--- START OF DATA ROWS ---
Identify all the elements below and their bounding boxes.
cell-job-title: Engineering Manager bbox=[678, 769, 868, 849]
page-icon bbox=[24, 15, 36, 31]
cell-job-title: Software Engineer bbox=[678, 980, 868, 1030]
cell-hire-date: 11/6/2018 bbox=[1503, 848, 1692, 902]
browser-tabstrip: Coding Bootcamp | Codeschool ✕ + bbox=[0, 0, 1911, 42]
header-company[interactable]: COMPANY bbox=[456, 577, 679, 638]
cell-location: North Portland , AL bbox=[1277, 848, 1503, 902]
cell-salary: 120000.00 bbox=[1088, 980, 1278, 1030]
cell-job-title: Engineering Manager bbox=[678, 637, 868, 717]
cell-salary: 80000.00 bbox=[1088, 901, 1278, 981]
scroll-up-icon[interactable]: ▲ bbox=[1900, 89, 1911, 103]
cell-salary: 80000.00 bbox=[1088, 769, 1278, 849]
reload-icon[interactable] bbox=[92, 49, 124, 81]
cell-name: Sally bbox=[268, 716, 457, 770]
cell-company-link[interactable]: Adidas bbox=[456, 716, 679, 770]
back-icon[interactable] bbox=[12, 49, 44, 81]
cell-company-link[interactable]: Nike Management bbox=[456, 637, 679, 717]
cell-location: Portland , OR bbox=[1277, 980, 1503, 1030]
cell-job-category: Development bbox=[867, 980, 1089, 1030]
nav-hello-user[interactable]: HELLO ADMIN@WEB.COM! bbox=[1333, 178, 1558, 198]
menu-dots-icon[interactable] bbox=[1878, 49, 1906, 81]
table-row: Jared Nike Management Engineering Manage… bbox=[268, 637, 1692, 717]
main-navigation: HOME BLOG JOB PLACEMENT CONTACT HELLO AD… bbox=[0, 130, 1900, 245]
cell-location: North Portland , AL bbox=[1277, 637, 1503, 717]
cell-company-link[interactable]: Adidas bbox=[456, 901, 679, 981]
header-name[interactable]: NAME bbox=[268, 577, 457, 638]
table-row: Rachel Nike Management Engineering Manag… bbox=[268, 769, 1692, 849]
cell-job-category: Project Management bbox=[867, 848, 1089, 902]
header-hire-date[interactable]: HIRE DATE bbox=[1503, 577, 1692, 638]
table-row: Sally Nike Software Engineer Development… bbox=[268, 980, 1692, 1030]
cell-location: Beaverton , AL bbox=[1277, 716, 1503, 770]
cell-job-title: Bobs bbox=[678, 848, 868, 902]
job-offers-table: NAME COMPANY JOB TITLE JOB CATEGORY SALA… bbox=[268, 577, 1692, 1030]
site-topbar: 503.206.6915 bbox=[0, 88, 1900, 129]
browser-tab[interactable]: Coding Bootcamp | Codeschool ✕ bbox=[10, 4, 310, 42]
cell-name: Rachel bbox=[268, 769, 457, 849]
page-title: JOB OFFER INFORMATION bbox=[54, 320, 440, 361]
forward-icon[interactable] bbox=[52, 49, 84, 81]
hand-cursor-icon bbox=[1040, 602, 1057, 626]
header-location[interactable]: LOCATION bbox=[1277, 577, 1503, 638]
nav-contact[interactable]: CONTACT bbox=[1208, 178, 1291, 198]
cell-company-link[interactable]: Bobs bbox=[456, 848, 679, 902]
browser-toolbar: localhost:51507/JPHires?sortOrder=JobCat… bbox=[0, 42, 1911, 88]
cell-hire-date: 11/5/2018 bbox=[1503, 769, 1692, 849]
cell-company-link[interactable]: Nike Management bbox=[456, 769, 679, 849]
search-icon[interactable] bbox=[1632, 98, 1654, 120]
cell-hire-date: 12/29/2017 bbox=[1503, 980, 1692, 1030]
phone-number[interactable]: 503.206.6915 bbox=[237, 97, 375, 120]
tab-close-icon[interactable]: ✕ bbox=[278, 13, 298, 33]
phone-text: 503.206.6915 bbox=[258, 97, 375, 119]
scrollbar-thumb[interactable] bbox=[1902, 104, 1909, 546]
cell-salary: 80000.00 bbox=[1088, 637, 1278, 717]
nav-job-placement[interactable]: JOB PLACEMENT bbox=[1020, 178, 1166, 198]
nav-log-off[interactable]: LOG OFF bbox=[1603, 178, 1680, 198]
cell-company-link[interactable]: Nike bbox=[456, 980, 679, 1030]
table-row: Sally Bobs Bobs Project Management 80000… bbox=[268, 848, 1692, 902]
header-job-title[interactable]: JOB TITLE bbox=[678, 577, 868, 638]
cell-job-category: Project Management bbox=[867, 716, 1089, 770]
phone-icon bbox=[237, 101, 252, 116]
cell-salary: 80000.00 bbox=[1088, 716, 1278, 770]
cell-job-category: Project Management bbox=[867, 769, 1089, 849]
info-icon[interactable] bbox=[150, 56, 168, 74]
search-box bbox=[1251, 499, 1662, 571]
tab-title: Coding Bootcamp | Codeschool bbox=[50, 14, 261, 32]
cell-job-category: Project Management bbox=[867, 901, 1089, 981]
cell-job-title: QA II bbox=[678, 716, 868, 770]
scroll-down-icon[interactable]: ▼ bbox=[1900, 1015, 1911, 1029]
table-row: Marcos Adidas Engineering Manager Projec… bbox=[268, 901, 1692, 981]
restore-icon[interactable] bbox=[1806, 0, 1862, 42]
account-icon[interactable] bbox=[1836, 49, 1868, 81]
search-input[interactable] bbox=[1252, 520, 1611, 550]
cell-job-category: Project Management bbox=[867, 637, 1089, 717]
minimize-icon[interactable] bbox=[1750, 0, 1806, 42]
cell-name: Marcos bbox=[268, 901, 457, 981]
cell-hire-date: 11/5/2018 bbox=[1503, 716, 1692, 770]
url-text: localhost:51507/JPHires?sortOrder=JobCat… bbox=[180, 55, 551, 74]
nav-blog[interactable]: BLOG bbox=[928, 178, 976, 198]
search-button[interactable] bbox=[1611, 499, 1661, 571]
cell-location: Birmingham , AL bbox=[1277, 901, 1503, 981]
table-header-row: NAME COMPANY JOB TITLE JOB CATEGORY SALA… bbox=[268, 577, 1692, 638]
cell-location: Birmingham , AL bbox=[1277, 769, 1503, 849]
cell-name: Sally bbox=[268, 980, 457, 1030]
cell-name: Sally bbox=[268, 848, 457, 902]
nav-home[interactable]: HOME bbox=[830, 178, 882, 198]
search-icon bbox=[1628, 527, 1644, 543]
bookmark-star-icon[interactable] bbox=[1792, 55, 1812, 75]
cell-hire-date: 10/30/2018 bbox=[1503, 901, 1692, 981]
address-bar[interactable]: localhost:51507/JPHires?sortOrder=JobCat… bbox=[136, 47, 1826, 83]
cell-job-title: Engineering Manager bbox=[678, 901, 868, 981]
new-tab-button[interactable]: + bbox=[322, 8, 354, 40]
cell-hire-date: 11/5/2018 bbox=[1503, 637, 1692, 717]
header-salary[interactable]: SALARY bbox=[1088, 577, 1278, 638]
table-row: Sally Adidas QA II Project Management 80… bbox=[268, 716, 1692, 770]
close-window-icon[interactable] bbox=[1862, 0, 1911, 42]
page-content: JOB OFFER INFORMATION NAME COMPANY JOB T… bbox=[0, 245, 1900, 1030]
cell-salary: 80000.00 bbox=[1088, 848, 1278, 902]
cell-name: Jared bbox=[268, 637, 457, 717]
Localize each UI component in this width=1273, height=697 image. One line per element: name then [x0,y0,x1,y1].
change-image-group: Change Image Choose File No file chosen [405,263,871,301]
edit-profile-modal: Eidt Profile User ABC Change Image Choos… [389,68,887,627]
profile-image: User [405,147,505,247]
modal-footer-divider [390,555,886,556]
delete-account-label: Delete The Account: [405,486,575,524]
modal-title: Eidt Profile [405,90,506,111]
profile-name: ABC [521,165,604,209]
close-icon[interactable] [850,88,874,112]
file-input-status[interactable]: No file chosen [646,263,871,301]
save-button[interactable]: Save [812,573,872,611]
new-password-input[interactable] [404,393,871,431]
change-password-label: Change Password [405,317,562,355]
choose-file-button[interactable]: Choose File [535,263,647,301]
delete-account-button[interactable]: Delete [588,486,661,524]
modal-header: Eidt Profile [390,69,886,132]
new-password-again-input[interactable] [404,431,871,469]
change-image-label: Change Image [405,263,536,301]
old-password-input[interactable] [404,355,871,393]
--- END OF DATA ROWS ---
STATED PROBLEM: Rewrite everything from the start of the records down to the line containing "cell-hire-date: 11/6/2018 bbox=[1503, 848, 1692, 902]", with "Engineering Manager" changed to "Engineering Lead" and nothing else altered.

CORRECT RESULT:
Identify all the elements below and their bounding boxes.
cell-job-title: Engineering Lead bbox=[678, 769, 868, 849]
page-icon bbox=[24, 15, 36, 31]
cell-job-title: Software Engineer bbox=[678, 980, 868, 1030]
cell-hire-date: 11/6/2018 bbox=[1503, 848, 1692, 902]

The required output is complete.